**Given data**
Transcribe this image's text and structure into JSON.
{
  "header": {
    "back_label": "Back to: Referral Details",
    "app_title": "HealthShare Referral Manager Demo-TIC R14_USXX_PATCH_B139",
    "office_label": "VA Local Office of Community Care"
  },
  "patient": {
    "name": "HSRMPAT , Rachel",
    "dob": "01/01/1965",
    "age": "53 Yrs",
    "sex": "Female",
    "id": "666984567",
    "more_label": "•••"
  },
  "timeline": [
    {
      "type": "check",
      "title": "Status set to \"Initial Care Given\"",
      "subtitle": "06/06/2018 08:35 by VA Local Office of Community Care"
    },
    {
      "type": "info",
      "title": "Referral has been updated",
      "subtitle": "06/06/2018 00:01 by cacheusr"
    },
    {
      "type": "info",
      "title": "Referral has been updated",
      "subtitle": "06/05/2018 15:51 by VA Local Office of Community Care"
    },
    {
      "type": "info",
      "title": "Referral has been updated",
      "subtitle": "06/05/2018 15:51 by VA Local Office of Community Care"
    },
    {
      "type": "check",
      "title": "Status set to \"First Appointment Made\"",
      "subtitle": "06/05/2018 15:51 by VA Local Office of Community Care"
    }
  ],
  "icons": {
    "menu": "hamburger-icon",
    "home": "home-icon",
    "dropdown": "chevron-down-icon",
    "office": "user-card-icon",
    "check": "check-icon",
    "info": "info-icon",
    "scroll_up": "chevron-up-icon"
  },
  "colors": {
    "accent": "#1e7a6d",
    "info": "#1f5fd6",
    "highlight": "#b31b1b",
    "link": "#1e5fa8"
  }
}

**Problem statement**
Print the material above once more, exactly.

**Correct output**
Transcribe this image's text and structure into JSON.
{
  "header": {
    "back_label": "Back to: Referral Details",
    "app_title": "HealthShare Referral Manager Demo-TIC R14_USXX_PATCH_B139",
    "office_label": "VA Local Office of Community Care"
  },
  "patient": {
    "name": "HSRMPAT , Rachel",
    "dob": "01/01/1965",
    "age": "53 Yrs",
    "sex": "Female",
    "id": "666984567",
    "more_label": "•••"
  },
  "timeline": [
    {
      "type": "check",
      "title": "Status set to \"Initial Care Given\"",
      "subtitle": "06/06/2018 08:35 by VA Local Office of Community Care"
    },
    {
      "type": "info",
      "title": "Referral has been updated",
      "subtitle": "06/06/2018 00:01 by cacheusr"
    },
    {
      "type": "info",
      "title": "Referral has been updated",
      "subtitle": "06/05/2018 15:51 by VA Local Office of Community Care"
    },
    {
      "type": "info",
      "title": "Referral has been updated",
      "subtitle": "06/05/2018 15:51 by VA Local Office of Community Care"
    },
    {
      "type": "check",
      "title": "Status set to \"First Appointment Made\"",
      "subtitle": "06/05/2018 15:51 by VA Local Office of Community Care"
    }
  ],
  "icons": {
    "menu": "hamburger-icon",
    "home": "home-icon",
    "dropdown": "chevron-down-icon",
    "office": "user-card-icon",
    "check": "check-icon",
    "info": "info-icon",
    "scroll_up": "chevron-up-icon"
  },
  "colors": {
    "accent": "#1e7a6d",
    "info": "#1f5fd6",
    "highlight": "#b31b1b",
    "link": "#1e5fa8"
  }
}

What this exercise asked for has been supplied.